What is asked
Return every line below in which "heures" appears.

## START Data listing

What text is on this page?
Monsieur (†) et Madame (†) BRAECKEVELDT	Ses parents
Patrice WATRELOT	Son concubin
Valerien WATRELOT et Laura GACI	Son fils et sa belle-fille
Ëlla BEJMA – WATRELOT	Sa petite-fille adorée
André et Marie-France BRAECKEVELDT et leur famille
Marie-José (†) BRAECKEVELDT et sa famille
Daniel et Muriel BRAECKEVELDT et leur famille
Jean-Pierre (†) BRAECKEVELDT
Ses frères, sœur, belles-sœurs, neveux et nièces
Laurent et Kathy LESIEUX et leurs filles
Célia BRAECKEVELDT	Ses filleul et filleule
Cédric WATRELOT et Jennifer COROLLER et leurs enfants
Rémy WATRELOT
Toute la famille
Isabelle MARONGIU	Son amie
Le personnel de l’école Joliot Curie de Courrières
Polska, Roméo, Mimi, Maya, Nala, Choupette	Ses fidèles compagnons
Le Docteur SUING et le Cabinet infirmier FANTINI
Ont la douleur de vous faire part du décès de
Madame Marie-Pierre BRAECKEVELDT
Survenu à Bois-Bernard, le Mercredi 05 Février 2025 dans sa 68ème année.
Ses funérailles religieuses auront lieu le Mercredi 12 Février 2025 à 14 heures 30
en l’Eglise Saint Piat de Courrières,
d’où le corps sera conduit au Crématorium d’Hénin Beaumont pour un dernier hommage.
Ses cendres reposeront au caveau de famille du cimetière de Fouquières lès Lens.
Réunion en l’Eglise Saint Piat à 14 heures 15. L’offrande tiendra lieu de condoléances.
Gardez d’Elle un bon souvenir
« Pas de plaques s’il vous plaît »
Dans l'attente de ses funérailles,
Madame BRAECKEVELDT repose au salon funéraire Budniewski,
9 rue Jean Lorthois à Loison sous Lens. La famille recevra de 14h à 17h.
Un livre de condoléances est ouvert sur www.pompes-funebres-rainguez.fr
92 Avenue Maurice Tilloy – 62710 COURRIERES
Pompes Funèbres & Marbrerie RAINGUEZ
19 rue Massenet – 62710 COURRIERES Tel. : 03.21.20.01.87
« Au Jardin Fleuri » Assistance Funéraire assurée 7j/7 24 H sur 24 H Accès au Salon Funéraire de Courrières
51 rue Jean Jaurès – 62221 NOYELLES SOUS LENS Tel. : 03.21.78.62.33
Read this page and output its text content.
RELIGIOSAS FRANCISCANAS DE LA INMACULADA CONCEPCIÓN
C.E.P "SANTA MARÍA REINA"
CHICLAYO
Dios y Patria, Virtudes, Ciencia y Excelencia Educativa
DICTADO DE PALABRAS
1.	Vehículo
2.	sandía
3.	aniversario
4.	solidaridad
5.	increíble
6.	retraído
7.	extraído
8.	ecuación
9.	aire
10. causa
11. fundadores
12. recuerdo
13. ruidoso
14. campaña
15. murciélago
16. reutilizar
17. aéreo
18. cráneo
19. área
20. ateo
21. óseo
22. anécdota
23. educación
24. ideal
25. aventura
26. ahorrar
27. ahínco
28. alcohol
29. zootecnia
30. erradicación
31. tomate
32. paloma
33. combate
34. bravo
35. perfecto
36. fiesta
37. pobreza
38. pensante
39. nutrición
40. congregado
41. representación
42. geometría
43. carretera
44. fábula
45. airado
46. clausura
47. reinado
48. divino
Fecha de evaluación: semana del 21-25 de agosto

## END Data listing

Final answer
Ses funérailles religieuses auront lieu le Mercredi 12 Février 2025 à 14 heures 30
Réunion en l’Eglise Saint Piat à 14 heures 15. L’offrande tiendra lieu de condoléances.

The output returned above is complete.